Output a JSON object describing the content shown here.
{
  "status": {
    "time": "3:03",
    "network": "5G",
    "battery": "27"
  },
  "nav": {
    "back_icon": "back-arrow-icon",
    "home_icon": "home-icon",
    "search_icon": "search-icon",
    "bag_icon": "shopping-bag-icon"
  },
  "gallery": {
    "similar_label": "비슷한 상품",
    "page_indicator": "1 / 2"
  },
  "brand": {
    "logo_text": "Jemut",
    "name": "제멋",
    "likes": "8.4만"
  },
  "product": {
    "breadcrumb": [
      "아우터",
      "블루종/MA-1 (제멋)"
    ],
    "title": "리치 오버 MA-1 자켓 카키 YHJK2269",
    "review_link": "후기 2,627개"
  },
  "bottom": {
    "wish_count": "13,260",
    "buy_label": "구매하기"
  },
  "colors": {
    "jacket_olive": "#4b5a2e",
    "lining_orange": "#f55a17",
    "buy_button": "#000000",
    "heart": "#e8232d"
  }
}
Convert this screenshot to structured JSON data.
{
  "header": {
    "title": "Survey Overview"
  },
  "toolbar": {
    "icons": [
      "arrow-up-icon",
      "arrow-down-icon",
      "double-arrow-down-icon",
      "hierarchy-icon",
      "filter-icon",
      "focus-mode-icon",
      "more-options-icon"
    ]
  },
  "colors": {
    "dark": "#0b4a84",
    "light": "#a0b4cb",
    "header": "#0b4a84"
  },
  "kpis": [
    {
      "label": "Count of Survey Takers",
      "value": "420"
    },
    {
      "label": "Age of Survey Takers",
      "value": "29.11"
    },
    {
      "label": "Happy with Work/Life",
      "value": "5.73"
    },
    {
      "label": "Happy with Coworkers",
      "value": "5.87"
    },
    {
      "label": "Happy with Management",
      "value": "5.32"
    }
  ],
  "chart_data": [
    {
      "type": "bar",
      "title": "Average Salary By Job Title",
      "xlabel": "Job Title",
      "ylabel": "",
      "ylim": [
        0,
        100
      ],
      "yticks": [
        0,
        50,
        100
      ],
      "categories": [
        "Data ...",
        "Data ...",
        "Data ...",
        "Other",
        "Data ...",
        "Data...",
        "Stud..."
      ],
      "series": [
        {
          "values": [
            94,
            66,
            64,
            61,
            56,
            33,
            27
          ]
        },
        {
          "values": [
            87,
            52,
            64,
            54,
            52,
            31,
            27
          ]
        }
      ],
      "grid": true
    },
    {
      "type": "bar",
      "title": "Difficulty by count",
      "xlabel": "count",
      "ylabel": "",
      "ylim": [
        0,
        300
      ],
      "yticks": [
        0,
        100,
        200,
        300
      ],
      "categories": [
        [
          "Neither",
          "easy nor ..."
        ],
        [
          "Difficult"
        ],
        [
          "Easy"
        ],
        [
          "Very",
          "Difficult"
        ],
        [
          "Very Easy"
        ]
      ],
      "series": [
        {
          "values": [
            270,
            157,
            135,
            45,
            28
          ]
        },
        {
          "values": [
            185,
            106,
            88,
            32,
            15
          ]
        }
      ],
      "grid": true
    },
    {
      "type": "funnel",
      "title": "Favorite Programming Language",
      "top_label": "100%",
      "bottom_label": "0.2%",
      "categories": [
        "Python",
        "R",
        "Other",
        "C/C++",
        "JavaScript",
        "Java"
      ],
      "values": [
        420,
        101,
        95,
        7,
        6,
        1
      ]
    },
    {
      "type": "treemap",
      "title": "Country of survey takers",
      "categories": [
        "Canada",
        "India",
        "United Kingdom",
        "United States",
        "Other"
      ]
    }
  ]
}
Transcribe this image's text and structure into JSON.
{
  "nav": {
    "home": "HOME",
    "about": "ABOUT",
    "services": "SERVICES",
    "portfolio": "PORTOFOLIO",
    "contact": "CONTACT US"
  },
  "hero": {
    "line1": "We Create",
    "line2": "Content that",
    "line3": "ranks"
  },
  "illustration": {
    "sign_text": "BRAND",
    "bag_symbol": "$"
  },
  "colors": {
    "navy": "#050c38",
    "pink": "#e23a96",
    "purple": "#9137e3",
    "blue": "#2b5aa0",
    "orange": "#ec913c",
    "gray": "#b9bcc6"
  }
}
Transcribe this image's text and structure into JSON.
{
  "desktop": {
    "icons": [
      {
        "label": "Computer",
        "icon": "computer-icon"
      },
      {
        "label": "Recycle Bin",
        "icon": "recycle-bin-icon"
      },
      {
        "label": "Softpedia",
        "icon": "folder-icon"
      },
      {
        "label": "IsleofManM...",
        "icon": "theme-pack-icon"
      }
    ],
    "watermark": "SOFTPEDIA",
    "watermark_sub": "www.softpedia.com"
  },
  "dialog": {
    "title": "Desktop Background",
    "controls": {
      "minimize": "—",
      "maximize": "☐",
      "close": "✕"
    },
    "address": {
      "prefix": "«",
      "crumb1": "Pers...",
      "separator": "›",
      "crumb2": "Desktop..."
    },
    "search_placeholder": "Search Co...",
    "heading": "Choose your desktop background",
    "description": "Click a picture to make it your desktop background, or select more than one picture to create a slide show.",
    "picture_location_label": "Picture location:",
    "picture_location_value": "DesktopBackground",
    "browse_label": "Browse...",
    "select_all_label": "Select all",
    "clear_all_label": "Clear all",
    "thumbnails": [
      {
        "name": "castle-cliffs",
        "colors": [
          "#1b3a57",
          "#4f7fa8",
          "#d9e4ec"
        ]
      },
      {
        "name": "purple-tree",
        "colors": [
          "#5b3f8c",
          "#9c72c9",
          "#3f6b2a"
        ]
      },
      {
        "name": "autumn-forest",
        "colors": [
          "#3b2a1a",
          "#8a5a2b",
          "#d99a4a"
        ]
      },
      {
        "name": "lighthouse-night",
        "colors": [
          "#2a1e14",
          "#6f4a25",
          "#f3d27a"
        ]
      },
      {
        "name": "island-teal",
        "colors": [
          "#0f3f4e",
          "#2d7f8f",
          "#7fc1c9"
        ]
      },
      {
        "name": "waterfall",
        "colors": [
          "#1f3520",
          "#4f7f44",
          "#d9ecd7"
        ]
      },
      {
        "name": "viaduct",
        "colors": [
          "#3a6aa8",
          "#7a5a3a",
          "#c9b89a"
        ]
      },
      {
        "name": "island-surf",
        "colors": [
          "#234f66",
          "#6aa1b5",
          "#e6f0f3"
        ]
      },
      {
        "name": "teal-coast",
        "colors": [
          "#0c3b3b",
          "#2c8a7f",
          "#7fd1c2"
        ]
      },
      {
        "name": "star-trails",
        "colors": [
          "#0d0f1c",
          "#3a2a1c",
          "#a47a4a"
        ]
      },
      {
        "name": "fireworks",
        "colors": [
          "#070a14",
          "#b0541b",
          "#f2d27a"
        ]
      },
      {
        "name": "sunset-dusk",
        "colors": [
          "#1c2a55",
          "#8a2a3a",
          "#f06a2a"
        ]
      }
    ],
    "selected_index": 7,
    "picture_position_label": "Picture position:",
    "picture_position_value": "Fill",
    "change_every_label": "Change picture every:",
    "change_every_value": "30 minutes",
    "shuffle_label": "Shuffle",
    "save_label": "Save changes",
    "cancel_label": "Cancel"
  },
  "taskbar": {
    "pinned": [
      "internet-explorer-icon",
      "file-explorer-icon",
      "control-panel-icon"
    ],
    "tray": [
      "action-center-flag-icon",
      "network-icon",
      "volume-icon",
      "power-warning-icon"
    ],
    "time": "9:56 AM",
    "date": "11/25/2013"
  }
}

*BRIEF:* Type out the whole listing above again, exactly as it stands.

*EXPECTED ANSWER:*
Output a JSON object describing the content shown here.
{
  "status": {
    "time": "3:03",
    "network": "5G",
    "battery": "27"
  },
  "nav": {
    "back_icon": "back-arrow-icon",
    "home_icon": "home-icon",
    "search_icon": "search-icon",
    "bag_icon": "shopping-bag-icon"
  },
  "gallery": {
    "similar_label": "비슷한 상품",
    "page_indicator": "1 / 2"
  },
  "brand": {
    "logo_text": "Jemut",
    "name": "제멋",
    "likes": "8.4만"
  },
  "product": {
    "breadcrumb": [
      "아우터",
      "블루종/MA-1 (제멋)"
    ],
    "title": "리치 오버 MA-1 자켓 카키 YHJK2269",
    "review_link": "후기 2,627개"
  },
  "bottom": {
    "wish_count": "13,260",
    "buy_label": "구매하기"
  },
  "colors": {
    "jacket_olive": "#4b5a2e",
    "lining_orange": "#f55a17",
    "buy_button": "#000000",
    "heart": "#e8232d"
  }
}
Convert this screenshot to structured JSON data.
{
  "header": {
    "title": "Survey Overview"
  },
  "toolbar": {
    "icons": [
      "arrow-up-icon",
      "arrow-down-icon",
      "double-arrow-down-icon",
      "hierarchy-icon",
      "filter-icon",
      "focus-mode-icon",
      "more-options-icon"
    ]
  },
  "colors": {
    "dark": "#0b4a84",
    "light": "#a0b4cb",
    "header": "#0b4a84"
  },
  "kpis": [
    {
      "label": "Count of Survey Takers",
      "value": "420"
    },
    {
      "label": "Age of Survey Takers",
      "value": "29.11"
    },
    {
      "label": "Happy with Work/Life",
      "value": "5.73"
    },
    {
      "label": "Happy with Coworkers",
      "value": "5.87"
    },
    {
      "label": "Happy with Management",
      "value": "5.32"
    }
  ],
  "chart_data": [
    {
      "type": "bar",
      "title": "Average Salary By Job Title",
      "xlabel": "Job Title",
      "ylabel": "",
      "ylim": [
        0,
        100
      ],
      "yticks": [
        0,
        50,
        100
      ],
      "categories": [
        "Data ...",
        "Data ...",
        "Data ...",
        "Other",
        "Data ...",
        "Data...",
        "Stud..."
      ],
      "series": [
        {
          "values": [
            94,
            66,
            64,
            61,
            56,
            33,
            27
          ]
        },
        {
          "values": [
            87,
            52,
            64,
            54,
            52,
            31,
            27
          ]
        }
      ],
      "grid": true
    },
    {
      "type": "bar",
      "title": "Difficulty by count",
      "xlabel": "count",
      "ylabel": "",
      "ylim": [
        0,
        300
      ],
      "yticks": [
        0,
        100,
        200,
        300
      ],
      "categories": [
        [
          "Neither",
          "easy nor ..."
        ],
        [
          "Difficult"
        ],
        [
          "Easy"
        ],
        [
          "Very",
          "Difficult"
        ],
        [
          "Very Easy"
        ]
      ],
      "series": [
        {
          "values": [
            270,
            157,
            135,
            45,
            28
          ]
        },
        {
          "values": [
            185,
            106,
            88,
            32,
            15
          ]
        }
      ],
      "grid": true
    },
    {
      "type": "funnel",
      "title": "Favorite Programming Language",
      "top_label": "100%",
      "bottom_label": "0.2%",
      "categories": [
        "Python",
        "R",
        "Other",
        "C/C++",
        "JavaScript",
        "Java"
      ],
      "values": [
        420,
        101,
        95,
        7,
        6,
        1
      ]
    },
    {
      "type": "treemap",
      "title": "Country of survey takers",
      "categories": [
        "Canada",
        "India",
        "United Kingdom",
        "United States",
        "Other"
      ]
    }
  ]
}
Transcribe this image's text and structure into JSON.
{
  "nav": {
    "home": "HOME",
    "about": "ABOUT",
    "services": "SERVICES",
    "portfolio": "PORTOFOLIO",
    "contact": "CONTACT US"
  },
  "hero": {
    "line1": "We Create",
    "line2": "Content that",
    "line3": "ranks"
  },
  "illustration": {
    "sign_text": "BRAND",
    "bag_symbol": "$"
  },
  "colors": {
    "navy": "#050c38",
    "pink": "#e23a96",
    "purple": "#9137e3",
    "blue": "#2b5aa0",
    "orange": "#ec913c",
    "gray": "#b9bcc6"
  }
}
Transcribe this image's text and structure into JSON.
{
  "desktop": {
    "icons": [
      {
        "label": "Computer",
        "icon": "computer-icon"
      },
      {
        "label": "Recycle Bin",
        "icon": "recycle-bin-icon"
      },
      {
        "label": "Softpedia",
        "icon": "folder-icon"
      },
      {
        "label": "IsleofManM...",
        "icon": "theme-pack-icon"
      }
    ],
    "watermark": "SOFTPEDIA",
    "watermark_sub": "www.softpedia.com"
  },
  "dialog": {
    "title": "Desktop Background",
    "controls": {
      "minimize": "—",
      "maximize": "☐",
      "close": "✕"
    },
    "address": {
      "prefix": "«",
      "crumb1": "Pers...",
      "separator": "›",
      "crumb2": "Desktop..."
    },
    "search_placeholder": "Search Co...",
    "heading": "Choose your desktop background",
    "description": "Click a picture to make it your desktop background, or select more than one picture to create a slide show.",
    "picture_location_label": "Picture location:",
    "picture_location_value": "DesktopBackground",
    "browse_label": "Browse...",
    "select_all_label": "Select all",
    "clear_all_label": "Clear all",
    "thumbnails": [
      {
        "name": "castle-cliffs",
        "colors": [
          "#1b3a57",
          "#4f7fa8",
          "#d9e4ec"
        ]
      },
      {
        "name": "purple-tree",
        "colors": [
          "#5b3f8c",
          "#9c72c9",
          "#3f6b2a"
        ]
      },
      {
        "name": "autumn-forest",
        "colors": [
          "#3b2a1a",
          "#8a5a2b",
          "#d99a4a"
        ]
      },
      {
        "name": "lighthouse-night",
        "colors": [
          "#2a1e14",
          "#6f4a25",
          "#f3d27a"
        ]
      },
      {
        "name": "island-teal",
        "colors": [
          "#0f3f4e",
          "#2d7f8f",
          "#7fc1c9"
        ]
      },
      {
        "name": "waterfall",
        "colors": [
          "#1f3520",
          "#4f7f44",
          "#d9ecd7"
        ]
      },
      {
        "name": "viaduct",
        "colors": [
          "#3a6aa8",
          "#7a5a3a",
          "#c9b89a"
        ]
      },
      {
        "name": "island-surf",
        "colors": [
          "#234f66",
          "#6aa1b5",
          "#e6f0f3"
        ]
      },
      {
        "name": "teal-coast",
        "colors": [
          "#0c3b3b",
          "#2c8a7f",
          "#7fd1c2"
        ]
      },
      {
        "name": "star-trails",
        "colors": [
          "#0d0f1c",
          "#3a2a1c",
          "#a47a4a"
        ]
      },
      {
        "name": "fireworks",
        "colors": [
          "#070a14",
          "#b0541b",
          "#f2d27a"
        ]
      },
      {
        "name": "sunset-dusk",
        "colors": [
          "#1c2a55",
          "#8a2a3a",
          "#f06a2a"
        ]
      }
    ],
    "selected_index": 7,
    "picture_position_label": "Picture position:",
    "picture_position_value": "Fill",
    "change_every_label": "Change picture every:",
    "change_every_value": "30 minutes",
    "shuffle_label": "Shuffle",
    "save_label": "Save changes",
    "cancel_label": "Cancel"
  },
  "taskbar": {
    "pinned": [
      "internet-explorer-icon",
      "file-explorer-icon",
      "control-panel-icon"
    ],
    "tray": [
      "action-center-flag-icon",
      "network-icon",
      "volume-icon",
      "power-warning-icon"
    ],
    "time": "9:56 AM",
    "date": "11/25/2013"
  }
}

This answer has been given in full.